(Exercise input):
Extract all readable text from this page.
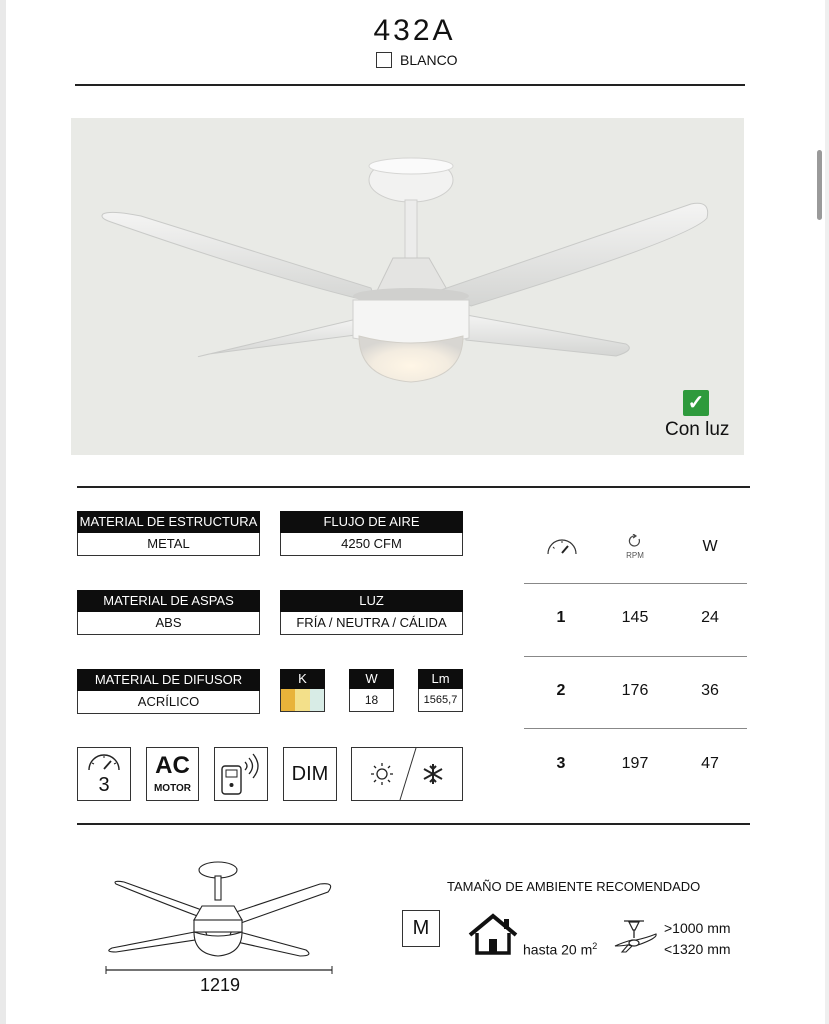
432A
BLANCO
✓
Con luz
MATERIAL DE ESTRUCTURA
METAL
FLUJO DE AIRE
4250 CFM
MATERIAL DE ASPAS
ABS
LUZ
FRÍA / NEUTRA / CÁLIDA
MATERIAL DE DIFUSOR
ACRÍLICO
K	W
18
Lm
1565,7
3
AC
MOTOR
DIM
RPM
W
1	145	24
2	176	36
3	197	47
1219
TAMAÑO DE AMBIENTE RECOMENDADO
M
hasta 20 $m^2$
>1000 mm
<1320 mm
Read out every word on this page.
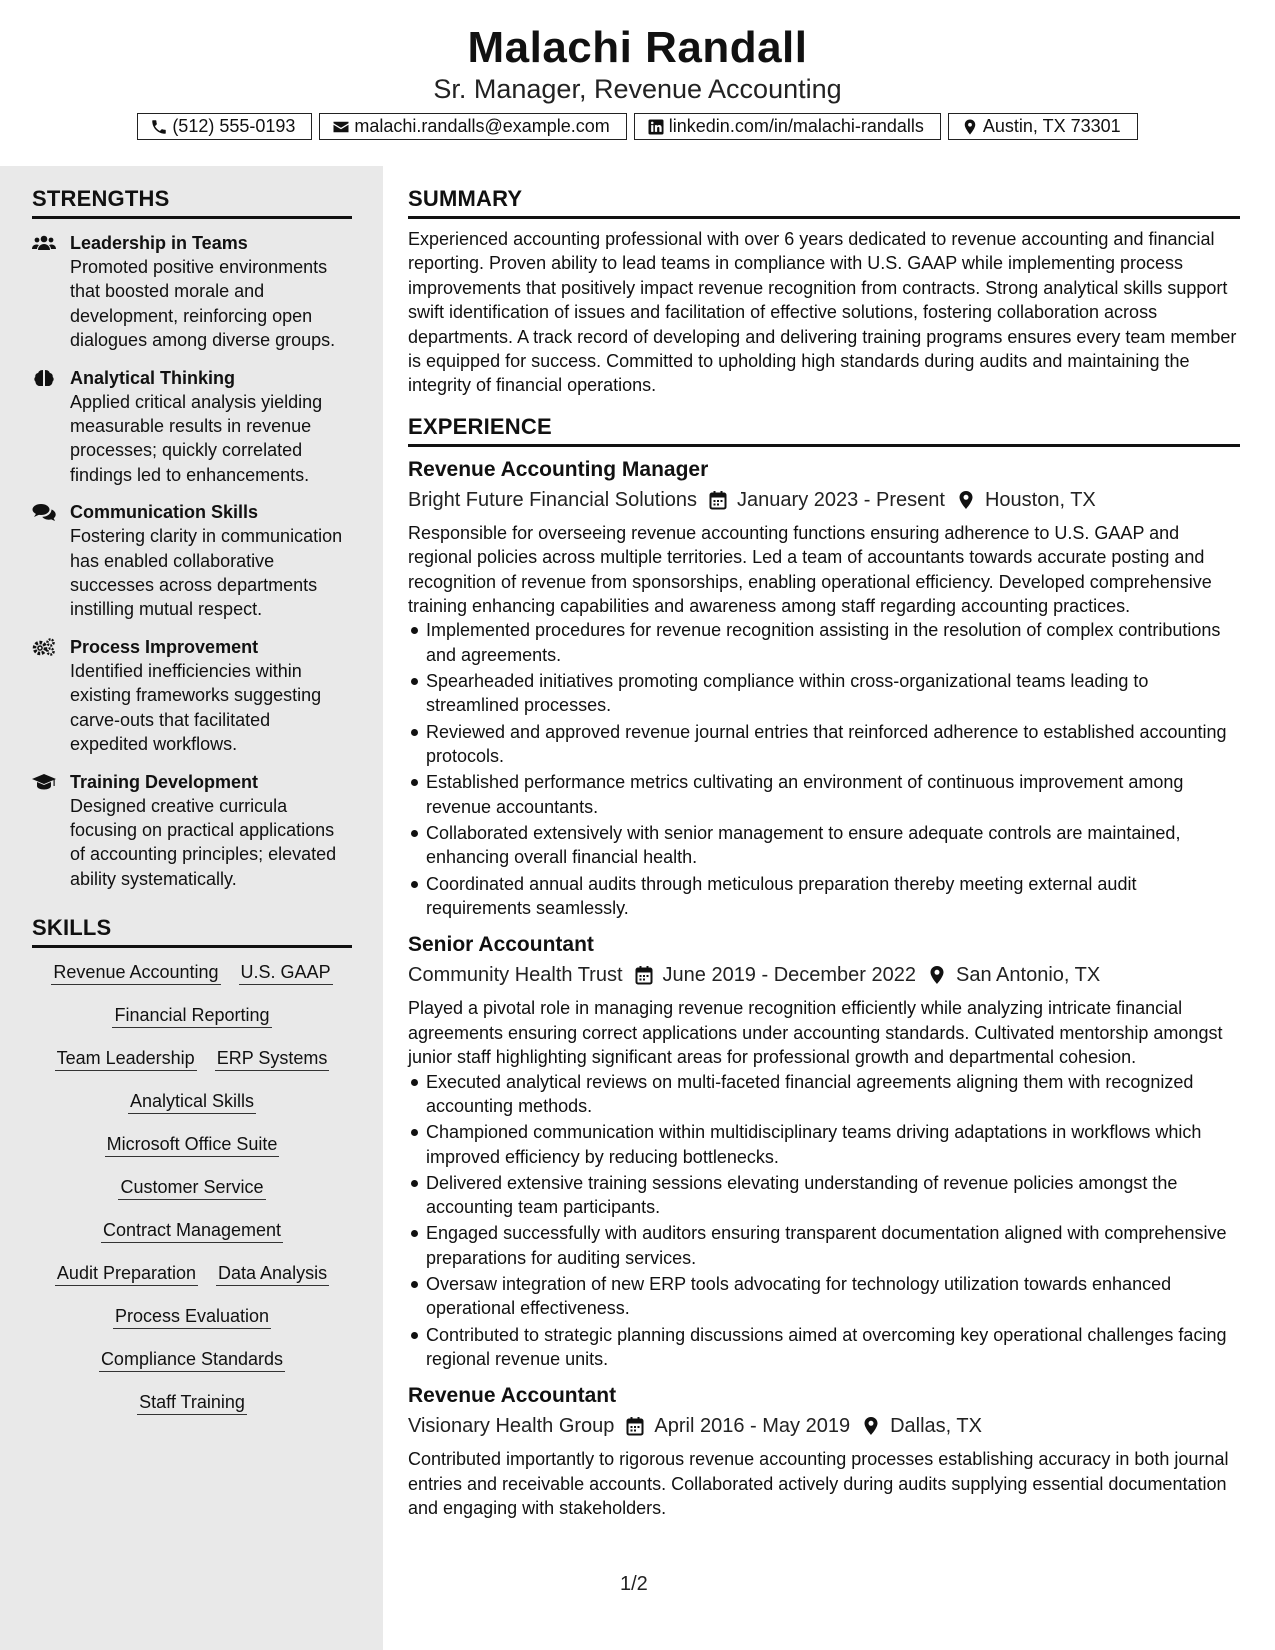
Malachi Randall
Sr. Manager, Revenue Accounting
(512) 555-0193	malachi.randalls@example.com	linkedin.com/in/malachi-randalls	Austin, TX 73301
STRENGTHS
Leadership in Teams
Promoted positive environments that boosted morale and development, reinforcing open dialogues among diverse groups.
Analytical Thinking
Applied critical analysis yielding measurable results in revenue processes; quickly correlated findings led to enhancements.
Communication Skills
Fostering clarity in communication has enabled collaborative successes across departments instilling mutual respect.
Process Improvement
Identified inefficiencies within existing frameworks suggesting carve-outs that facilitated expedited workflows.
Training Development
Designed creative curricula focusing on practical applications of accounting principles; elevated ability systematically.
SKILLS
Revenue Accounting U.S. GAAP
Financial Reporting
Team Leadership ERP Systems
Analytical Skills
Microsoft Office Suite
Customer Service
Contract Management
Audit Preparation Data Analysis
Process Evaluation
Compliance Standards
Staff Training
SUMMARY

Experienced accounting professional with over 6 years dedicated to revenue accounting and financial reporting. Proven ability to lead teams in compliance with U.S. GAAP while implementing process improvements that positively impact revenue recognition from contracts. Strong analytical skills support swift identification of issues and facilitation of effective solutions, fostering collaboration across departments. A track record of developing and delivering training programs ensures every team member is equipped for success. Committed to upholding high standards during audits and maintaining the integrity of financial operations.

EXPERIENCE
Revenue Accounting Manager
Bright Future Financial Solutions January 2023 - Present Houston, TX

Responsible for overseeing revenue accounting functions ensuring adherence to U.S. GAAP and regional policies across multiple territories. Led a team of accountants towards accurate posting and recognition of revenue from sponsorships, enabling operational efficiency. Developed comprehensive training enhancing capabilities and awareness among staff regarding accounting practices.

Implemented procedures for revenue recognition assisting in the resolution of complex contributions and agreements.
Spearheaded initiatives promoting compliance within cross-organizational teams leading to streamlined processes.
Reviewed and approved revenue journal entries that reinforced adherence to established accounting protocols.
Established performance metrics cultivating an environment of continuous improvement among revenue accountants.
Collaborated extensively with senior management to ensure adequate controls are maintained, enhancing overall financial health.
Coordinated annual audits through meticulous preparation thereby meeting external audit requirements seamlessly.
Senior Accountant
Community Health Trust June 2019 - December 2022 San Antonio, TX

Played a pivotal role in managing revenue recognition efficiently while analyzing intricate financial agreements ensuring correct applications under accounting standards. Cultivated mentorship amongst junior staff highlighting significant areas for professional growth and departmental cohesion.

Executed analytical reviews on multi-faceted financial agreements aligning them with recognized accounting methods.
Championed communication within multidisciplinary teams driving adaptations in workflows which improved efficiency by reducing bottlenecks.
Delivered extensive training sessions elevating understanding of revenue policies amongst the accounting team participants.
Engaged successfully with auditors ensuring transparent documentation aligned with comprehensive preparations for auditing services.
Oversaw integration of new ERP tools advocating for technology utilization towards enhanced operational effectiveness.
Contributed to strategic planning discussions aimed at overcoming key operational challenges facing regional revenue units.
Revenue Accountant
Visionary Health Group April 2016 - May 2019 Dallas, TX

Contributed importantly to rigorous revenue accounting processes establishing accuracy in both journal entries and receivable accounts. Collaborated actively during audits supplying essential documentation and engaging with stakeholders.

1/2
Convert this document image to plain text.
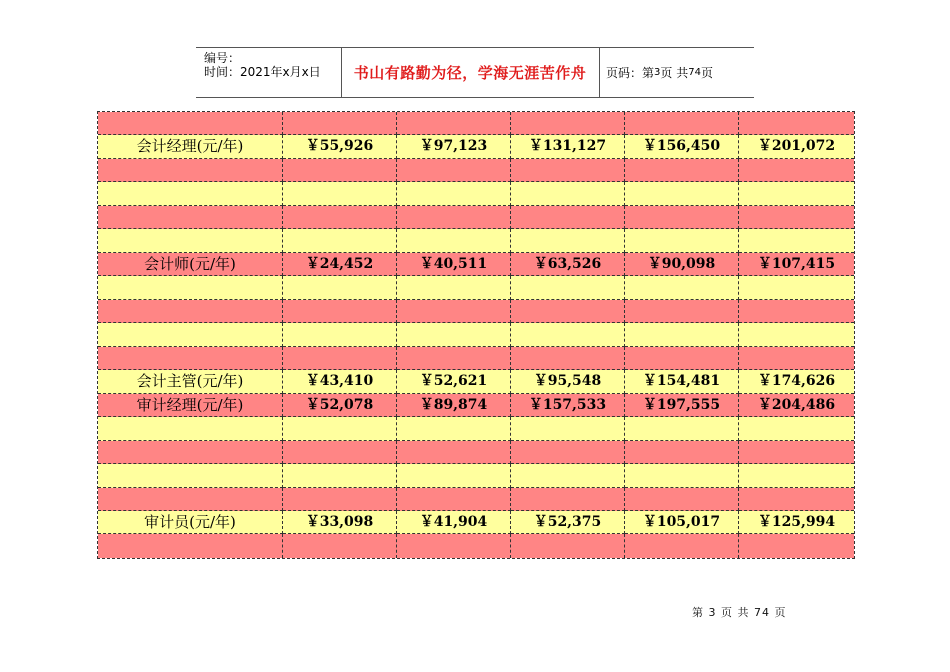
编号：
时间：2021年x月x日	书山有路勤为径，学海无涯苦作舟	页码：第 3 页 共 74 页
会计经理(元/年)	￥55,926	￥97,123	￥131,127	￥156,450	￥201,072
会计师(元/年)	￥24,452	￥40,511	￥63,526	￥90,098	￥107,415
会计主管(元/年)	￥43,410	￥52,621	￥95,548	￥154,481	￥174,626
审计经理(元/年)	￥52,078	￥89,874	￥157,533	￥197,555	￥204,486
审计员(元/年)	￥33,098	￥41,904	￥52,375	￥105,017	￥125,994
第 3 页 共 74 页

(Short task): Each line above that includes "this" should be shown.

(Exercise result):
Extract all readable text from this page.
Read out every word on this page.
Convert this document image to plain text.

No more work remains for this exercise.